■ **Actions to take**:
1 - In the passage on functional redundancy, how many OBPs have been identified in the parasitoid wasp Cotesia vestalis?
2 - Do the following statements agree with the passage on functional redundancy? Give yes or no for each, quoting the deciding words of the passage.
(a) AcerOBP17 is mainly expressed in the legs.
(b) In Cotesia vestalis, silencing single OBP genes inhibited host-seeking more strongly than silencing the three genes together.
(c) Effective pest control usually calls for targeting several proteins at once.
3 - Please proceed with the passage on functional redundancy among insect OBPs and CSPs, beginning after its last sentence.

■ **Extract**:
· · · ·
5.1. Functional Redundancy

The overlap in ligand binding specificity among different OBPs/CSPs implies that silencing a single gene may not often yield significant phenotypic changes, as insects can compensate for the lost function through other proteins. This functional redundancy thus poses a major challenge for overcoming insecticide resistance via single-gene targeting strategies. In the parasitoid wasp Cotesia vestalis, three OBPs have been identified which are organized in a cluster and exhibit high expression levels. Studies demonstrate that concurrent RNAi-mediated silencing of these three OBP genes results in a more substantial inhibition of host-seeking behavior compared with targeting individual genes [75]. This result provides direct evidence for functional redundancy among OBPs.
In Apis cerana, exposure to the neonicotinoid insecticide imidacloprid induces the significantly upregulates the expression of AcerOBP10 in the venom gland [76]. Moreover, the expression of AcerOBP17, which is predominantly expressed in the legs, is also elevated under imidacloprid exposure. Critically, fluorescence competitive binding assays have demonstrated that AcerOBP17 can bind to imidacloprid, suggesting that its upregulation confers a protective effect by reducing the insecticide’s toxicity [77]. These findings illustrate that targeted intervention against a single protein is often insufficient to completely overcome insecticide resistance, as functional redundancy among other proteins can compensate for the loss. Consequently, effective pest control typically requires simultaneous targeting of multiple proteins, which significantly increases the complexity of intervention strategies.
· · · ·
■ **Entries shown**:
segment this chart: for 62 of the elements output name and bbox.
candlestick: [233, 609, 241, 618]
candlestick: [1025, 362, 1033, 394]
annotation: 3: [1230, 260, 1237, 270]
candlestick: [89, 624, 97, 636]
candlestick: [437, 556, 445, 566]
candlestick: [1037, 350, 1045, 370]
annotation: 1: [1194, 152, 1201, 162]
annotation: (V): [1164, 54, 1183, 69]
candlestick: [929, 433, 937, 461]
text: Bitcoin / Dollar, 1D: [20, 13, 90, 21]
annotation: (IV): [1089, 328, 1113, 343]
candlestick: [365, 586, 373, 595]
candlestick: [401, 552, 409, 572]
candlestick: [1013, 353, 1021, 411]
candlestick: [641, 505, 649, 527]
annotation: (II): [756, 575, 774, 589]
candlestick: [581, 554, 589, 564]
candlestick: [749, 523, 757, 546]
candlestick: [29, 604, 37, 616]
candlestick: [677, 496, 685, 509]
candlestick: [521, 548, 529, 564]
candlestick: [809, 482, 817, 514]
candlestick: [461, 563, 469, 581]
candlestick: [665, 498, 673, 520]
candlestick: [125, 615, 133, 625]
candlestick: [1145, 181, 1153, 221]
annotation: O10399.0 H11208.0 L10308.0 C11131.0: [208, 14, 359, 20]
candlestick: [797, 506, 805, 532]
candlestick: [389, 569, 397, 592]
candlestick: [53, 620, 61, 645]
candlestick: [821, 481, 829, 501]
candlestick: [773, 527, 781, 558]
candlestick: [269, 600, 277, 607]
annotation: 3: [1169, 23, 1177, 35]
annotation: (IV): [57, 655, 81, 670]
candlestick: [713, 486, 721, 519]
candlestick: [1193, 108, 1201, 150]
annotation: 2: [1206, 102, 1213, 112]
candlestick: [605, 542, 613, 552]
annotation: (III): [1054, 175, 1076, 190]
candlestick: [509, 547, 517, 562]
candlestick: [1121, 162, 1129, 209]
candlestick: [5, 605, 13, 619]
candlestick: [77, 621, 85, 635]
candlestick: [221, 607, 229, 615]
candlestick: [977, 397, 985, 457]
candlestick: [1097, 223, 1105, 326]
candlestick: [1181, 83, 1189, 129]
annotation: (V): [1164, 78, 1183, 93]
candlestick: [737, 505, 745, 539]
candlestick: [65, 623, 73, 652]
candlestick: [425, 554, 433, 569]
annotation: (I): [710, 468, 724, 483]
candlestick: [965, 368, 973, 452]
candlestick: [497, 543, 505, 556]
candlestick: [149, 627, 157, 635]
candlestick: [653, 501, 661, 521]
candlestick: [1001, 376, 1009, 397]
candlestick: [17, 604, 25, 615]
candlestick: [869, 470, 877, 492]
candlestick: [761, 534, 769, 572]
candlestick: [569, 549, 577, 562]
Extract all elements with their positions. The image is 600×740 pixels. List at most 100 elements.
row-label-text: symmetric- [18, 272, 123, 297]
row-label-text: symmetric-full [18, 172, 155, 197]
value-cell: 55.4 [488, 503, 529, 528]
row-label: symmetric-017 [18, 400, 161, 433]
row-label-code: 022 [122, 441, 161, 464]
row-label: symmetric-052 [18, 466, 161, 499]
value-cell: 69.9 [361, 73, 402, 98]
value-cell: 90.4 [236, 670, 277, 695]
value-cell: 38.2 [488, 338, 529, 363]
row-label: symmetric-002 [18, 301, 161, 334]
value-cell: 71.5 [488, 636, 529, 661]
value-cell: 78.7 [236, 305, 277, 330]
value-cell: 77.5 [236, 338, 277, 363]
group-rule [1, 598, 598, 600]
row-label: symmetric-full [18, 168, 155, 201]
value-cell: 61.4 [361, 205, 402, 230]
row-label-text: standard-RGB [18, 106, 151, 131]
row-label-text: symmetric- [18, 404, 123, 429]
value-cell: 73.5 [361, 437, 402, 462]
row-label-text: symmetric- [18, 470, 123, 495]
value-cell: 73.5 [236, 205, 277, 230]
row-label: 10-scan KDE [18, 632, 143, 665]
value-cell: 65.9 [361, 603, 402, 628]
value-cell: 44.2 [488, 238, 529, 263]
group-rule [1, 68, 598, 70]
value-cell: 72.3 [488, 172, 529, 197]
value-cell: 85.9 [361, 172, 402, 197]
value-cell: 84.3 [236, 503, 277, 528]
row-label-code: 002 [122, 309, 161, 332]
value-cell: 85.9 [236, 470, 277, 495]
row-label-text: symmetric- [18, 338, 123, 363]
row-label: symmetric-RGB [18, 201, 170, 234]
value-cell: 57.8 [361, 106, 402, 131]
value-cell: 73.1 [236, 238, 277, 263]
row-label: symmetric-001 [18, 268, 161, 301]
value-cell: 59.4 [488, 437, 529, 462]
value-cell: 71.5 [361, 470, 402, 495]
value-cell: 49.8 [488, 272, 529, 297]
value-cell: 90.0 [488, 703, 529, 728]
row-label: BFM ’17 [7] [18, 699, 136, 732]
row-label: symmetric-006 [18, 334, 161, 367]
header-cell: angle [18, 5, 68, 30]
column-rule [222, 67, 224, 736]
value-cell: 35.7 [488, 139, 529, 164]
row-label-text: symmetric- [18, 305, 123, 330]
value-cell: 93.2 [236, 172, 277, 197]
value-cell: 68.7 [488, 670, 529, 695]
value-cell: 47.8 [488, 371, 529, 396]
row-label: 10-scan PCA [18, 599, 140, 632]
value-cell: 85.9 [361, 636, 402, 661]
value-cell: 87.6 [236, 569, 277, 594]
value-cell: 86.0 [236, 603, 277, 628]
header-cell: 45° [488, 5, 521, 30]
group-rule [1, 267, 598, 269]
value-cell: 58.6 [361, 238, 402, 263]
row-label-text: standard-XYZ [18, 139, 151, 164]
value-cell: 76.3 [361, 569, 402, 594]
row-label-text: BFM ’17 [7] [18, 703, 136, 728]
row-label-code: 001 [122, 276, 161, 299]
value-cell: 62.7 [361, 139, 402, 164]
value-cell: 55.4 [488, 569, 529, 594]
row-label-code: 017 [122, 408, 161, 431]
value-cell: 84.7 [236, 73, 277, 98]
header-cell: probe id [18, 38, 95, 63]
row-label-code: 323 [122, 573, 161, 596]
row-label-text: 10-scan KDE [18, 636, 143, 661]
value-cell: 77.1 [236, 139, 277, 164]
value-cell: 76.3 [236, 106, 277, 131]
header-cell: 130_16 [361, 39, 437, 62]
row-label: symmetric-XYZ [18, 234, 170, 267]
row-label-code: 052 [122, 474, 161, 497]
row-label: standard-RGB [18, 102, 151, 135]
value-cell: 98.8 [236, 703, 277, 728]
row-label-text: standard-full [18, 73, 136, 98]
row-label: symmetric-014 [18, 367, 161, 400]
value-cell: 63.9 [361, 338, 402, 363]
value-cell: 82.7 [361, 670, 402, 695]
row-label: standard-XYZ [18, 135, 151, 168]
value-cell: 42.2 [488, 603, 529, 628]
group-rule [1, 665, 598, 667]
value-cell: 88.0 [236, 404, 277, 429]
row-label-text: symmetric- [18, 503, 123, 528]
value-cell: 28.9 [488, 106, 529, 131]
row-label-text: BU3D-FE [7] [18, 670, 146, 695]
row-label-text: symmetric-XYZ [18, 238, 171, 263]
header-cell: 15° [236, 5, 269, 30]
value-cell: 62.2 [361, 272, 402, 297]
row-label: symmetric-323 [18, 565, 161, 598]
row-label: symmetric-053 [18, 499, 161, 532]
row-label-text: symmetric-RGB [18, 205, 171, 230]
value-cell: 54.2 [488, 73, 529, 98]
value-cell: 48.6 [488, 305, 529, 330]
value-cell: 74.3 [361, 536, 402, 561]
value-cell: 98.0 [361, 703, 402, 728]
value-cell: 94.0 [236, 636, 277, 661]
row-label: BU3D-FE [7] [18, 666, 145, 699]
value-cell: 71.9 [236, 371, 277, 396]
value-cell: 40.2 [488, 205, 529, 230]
· · · ·
■ **Per-task outputs**:
1 - Three.

2 -
(a) Yes: "which is predominantly expressed in the legs"
(b) No: "concurrent RNAi-mediated silencing of these three OBP genes results in a more substantial inhibition of host-seeking behavior compared with targeting individual genes"
(c) Yes: "effective pest control typically requires simultaneous targeting of multiple proteins"

3 -
5.2. Cross-Species Variability

In the cotton aphid (Aphis gossypii), the CSP family exhibits a unique pattern of “conservation and loss coexistence”: AgosCSP2 and AgosCSP3 are completely absent in some field populations, while AgosCSP5 has been consistently identified in multiple studies as a key gene mediating imidacloprid resistance, with its expression level significantly positively correlated with resistance [67]. However, this mechanism is not universally applicable across species. For example, in the Chinese honey bee (Apis cerana), exposure to the same insecticide involves a shift in key resistance genes to members such as AcerOBP17 [77]. This indicates that the resistance network mediated by CSPs/OBPs is highly species-specific (Table 1): molecules that play critical roles in one pest species often cannot be directly applied to another. Moving forward, systematic research on target species is necessary, including genome-wide family identification, spatiotemporal expression profiling, and thermodynamic characterization of insecticide–protein interactions, to provide a replicable framework for the precise development of species-specific interference strategies.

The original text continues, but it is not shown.